__BRANO DI LETTURA__.
++++
Pope Francis inaugurated the Judicial Year at the Vatican. What did the pope forget to say?
Sabato 25 febbraio 2023, nell'Aula delle Benedizioni, il Sommo Pontefice ha inaugurato il
94°Anno Giudiziario dello Stato della Città del Vaticano.
Al mattino, l'Eminentissimo Signor Cardinale Pietro Parolin ha
celebrato la Santa Messa per i partecipanti all'interno della Cappella
Paolina nel Palazzo Apostolico. L'inaugurazione solenne dell'Anno
Giudiziario è un momento molto importante e Francesco, da diverso tempo,
ha scelto di presiederlo. Solitamente, il Promotore di Giustizia
utilizza questo evento per
"fare il punto della situazione".
Diversamente dal solito, però, quest'anno a prendere la parola è stato l'avvocato romano Alessandro Diddi. Il 22 settembre 2022, infatti, Diddi è stato nominato dal Sommo Pontefice quale nuovo Promotore di Giustizia dello Stato della Città del Vaticano. Tale nomina è stata molto criticata dal Sacro Collegio e dagli Eccellentissimi Arcivescovi e Vescovi che vivono questo Stato. Alessandro Diddi, infatti, non ha mai ottenuto il titolo di studio necessario per poter esercitare all'interno dello Stato della Città del Vaticano.
Fin da quando è stato portato all'interno dell'Ufficio del Promotore di
Giustizia, l'avvocato ha dimostrato di non avere alcuna competenza in
diritto canonico e vaticano.
++++
__ELENCO RIGHE__.

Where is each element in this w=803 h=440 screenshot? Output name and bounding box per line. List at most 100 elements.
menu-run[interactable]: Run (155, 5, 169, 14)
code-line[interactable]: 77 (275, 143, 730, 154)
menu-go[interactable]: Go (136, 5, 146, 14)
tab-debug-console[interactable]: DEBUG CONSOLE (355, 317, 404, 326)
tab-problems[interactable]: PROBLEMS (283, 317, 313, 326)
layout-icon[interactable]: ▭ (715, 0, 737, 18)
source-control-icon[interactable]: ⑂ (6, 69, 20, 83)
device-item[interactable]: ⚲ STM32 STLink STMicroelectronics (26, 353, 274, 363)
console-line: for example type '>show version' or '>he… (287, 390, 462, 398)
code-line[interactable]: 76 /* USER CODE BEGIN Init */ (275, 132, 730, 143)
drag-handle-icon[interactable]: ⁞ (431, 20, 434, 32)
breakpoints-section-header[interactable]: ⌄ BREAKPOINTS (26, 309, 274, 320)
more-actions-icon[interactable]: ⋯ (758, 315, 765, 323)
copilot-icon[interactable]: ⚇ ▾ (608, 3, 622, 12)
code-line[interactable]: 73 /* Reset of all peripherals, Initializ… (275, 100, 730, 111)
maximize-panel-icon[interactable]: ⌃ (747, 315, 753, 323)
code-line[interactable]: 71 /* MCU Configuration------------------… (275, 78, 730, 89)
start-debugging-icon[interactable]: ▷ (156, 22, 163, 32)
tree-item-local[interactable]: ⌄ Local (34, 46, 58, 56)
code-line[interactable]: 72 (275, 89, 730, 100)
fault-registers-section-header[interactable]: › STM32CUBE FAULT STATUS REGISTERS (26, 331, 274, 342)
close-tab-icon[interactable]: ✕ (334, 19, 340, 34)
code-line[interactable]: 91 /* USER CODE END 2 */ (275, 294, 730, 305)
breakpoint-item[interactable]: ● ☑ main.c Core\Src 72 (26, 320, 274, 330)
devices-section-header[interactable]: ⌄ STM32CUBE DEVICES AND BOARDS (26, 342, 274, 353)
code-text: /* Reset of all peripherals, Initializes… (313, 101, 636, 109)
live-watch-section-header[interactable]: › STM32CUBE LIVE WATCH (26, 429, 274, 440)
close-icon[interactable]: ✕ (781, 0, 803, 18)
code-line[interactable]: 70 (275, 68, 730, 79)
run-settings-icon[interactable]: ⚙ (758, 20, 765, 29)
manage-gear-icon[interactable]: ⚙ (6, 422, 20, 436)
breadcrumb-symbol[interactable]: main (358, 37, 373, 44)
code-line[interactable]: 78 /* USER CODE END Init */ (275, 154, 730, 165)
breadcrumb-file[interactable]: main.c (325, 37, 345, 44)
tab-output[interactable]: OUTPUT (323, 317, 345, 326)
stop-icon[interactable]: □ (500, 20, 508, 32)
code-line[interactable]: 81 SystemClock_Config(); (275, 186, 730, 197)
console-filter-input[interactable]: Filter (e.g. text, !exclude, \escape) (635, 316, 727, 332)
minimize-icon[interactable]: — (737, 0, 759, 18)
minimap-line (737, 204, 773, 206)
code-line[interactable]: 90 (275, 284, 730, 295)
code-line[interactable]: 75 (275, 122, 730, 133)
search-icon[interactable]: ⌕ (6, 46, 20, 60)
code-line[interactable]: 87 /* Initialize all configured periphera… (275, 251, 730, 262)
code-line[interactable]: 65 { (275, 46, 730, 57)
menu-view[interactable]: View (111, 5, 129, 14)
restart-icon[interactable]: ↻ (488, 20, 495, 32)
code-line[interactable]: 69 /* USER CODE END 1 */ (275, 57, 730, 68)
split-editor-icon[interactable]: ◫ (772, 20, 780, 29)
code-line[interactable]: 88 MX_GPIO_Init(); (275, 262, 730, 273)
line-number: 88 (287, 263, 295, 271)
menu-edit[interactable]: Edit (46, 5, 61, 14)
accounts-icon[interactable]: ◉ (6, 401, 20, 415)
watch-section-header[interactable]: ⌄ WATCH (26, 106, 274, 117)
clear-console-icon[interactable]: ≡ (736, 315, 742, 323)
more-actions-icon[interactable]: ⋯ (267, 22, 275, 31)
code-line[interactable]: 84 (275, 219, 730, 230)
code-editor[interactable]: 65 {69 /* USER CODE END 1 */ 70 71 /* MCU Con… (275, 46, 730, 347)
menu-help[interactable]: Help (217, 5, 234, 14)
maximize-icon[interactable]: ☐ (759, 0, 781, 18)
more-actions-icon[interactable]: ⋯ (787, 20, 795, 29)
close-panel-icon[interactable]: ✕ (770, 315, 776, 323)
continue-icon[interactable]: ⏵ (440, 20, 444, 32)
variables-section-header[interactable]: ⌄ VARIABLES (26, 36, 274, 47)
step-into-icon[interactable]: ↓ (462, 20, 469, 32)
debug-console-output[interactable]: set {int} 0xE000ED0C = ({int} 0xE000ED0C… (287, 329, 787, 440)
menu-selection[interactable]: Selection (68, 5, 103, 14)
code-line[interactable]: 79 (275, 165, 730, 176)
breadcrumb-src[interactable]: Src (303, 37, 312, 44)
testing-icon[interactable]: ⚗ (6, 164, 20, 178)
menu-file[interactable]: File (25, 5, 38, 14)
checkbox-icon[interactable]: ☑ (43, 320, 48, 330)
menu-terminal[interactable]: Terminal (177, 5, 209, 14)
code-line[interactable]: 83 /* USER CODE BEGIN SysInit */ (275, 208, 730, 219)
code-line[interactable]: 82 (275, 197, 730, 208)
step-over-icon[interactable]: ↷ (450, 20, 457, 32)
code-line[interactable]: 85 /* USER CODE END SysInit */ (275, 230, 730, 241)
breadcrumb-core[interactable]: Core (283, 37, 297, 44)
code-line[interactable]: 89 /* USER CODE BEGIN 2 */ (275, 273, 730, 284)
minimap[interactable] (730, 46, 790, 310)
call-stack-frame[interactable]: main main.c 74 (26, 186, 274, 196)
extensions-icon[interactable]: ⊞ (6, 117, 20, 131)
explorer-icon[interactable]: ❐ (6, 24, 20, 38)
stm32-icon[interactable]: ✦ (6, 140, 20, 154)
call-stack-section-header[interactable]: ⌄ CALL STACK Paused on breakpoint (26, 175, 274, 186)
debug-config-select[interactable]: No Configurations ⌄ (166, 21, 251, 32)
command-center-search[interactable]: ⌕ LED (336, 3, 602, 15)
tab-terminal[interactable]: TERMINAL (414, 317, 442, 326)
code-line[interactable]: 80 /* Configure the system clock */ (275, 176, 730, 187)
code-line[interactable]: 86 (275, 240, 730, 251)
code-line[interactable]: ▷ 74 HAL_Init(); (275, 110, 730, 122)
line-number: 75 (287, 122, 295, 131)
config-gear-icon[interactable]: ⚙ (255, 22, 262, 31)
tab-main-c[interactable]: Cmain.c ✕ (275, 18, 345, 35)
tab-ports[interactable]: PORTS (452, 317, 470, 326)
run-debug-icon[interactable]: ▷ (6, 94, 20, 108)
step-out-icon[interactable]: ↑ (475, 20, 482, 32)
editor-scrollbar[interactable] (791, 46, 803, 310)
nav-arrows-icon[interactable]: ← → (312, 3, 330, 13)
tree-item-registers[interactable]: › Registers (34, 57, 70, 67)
++++
__CONSEGNA 1__.
Trascrivi parola per parola il tratto delle righe che va dalla prima riga dell'elenco fino alla riga contenente "code-text: /* Reset", estremi compresi.
__CONSEGNA 2__.
Prosegui il brano sull'Anno Giudiziario vaticano a partire dal punto in cui si interrompe.
Il brano sull'Anno Giudiziario vaticano e le righe costituiscono materiali distinti.

__RISPOSTA CORRETTA 1__.
Where is each element in this w=803 h=440 screenshot? Output name and bounding box per line. List at most 100 elements.
menu-run[interactable]: Run (155, 5, 169, 14)
code-line[interactable]: 77 (275, 143, 730, 154)
menu-go[interactable]: Go (136, 5, 146, 14)
tab-debug-console[interactable]: DEBUG CONSOLE (355, 317, 404, 326)
tab-problems[interactable]: PROBLEMS (283, 317, 313, 326)
layout-icon[interactable]: ▭ (715, 0, 737, 18)
source-control-icon[interactable]: ⑂ (6, 69, 20, 83)
device-item[interactable]: ⚲ STM32 STLink STMicroelectronics (26, 353, 274, 363)
console-line: for example type '>show version' or '>he… (287, 390, 462, 398)
code-line[interactable]: 76 /* USER CODE BEGIN Init */ (275, 132, 730, 143)
drag-handle-icon[interactable]: ⁞ (431, 20, 434, 32)
breakpoints-section-header[interactable]: ⌄ BREAKPOINTS (26, 309, 274, 320)
more-actions-icon[interactable]: ⋯ (758, 315, 765, 323)
copilot-icon[interactable]: ⚇ ▾ (608, 3, 622, 12)
code-line[interactable]: 73 /* Reset of all peripherals, Initializ… (275, 100, 730, 111)
maximize-panel-icon[interactable]: ⌃ (747, 315, 753, 323)
code-line[interactable]: 71 /* MCU Configuration------------------… (275, 78, 730, 89)
start-debugging-icon[interactable]: ▷ (156, 22, 163, 32)
tree-item-local[interactable]: ⌄ Local (34, 46, 58, 56)
code-line[interactable]: 72 (275, 89, 730, 100)
fault-registers-section-header[interactable]: › STM32CUBE FAULT STATUS REGISTERS (26, 331, 274, 342)
close-tab-icon[interactable]: ✕ (334, 19, 340, 34)
code-line[interactable]: 91 /* USER CODE END 2 */ (275, 294, 730, 305)
breakpoint-item[interactable]: ● ☑ main.c Core\Src 72 (26, 320, 274, 330)
devices-section-header[interactable]: ⌄ STM32CUBE DEVICES AND BOARDS (26, 342, 274, 353)
code-text: /* Reset of all peripherals, Initializes… (313, 101, 636, 109)

__RISPOSTA CORRETTA 2__.
Questo, nonostante il Pontefice non lo accetti, ha portato la magistratura di questo Stato ad essere bersaglio facile di attacchi. Non si tratta, quindi, di "attacchi mediatici", ma critiche che giungono da chi, quei titoli li ha, e li ha ottenuti con fatica e dedizione. Persone
che questo Stato lo vivono, lo conoscono e ne comprendono la stessa
natura. Pertanto, le lamentele alle quali Francesco si lascia andare,
sono la semplice
conferma che quando dice ai collaboratori di
rivolgergli critiche "de visu", queste non sortiscono alcun effetto e
lui continua a fare ciò che vuole
. Del resto, questa
caratteristica era già stata messa in risalto dai formatori del giovane
gesuita. Nessuno, però, diede ascolto ed ora ne paghiamo le conseguenze.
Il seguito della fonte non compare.